## Begin Data provided

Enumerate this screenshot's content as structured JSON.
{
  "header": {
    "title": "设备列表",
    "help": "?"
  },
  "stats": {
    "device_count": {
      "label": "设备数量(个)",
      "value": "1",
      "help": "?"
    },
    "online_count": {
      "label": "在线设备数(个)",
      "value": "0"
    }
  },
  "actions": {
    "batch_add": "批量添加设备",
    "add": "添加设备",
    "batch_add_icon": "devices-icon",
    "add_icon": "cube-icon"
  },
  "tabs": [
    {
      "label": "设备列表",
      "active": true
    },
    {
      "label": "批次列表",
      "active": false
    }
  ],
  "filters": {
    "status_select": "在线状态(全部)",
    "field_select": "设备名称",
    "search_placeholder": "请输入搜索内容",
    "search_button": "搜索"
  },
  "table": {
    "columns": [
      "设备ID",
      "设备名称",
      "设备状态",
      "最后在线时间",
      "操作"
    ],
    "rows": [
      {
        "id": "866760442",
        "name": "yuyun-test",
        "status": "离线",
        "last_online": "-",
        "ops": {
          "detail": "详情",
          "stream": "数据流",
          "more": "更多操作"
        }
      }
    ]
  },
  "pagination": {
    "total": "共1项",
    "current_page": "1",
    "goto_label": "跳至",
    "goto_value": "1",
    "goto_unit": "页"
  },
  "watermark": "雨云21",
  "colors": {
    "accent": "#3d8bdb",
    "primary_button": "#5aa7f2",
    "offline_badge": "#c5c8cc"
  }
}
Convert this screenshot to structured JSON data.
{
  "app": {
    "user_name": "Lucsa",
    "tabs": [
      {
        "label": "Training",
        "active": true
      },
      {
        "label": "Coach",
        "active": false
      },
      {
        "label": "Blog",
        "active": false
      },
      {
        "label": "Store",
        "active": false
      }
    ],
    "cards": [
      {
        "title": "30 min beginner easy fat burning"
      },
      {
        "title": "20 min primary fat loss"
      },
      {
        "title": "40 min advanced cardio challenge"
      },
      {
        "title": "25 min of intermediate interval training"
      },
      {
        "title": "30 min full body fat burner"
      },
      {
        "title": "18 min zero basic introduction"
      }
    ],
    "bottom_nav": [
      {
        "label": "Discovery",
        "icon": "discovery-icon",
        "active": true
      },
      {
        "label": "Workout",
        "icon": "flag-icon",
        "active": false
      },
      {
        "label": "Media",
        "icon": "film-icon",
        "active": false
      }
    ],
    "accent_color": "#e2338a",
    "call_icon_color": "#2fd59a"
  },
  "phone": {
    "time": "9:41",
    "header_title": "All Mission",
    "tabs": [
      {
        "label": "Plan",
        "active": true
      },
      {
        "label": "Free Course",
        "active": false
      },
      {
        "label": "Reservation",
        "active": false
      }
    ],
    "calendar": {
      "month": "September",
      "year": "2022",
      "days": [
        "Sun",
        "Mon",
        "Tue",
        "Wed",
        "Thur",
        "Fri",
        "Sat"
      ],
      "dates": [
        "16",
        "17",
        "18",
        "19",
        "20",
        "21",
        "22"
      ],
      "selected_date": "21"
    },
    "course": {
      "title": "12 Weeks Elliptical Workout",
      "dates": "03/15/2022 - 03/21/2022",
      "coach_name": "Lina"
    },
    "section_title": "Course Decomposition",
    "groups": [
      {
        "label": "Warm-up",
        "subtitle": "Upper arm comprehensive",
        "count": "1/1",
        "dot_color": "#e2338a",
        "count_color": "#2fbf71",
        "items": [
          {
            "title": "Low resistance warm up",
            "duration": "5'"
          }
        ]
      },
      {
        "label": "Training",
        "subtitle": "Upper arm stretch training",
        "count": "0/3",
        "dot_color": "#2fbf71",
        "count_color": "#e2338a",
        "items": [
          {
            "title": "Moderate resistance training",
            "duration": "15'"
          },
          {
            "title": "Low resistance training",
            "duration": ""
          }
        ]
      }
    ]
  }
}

## End Data provided

- **Challenge**
Which lines of the data above contain "Upper"? Copy each one.

- **Answer for the task**
        "subtitle": "Upper arm comprehensive",
        "subtitle": "Upper arm stretch training",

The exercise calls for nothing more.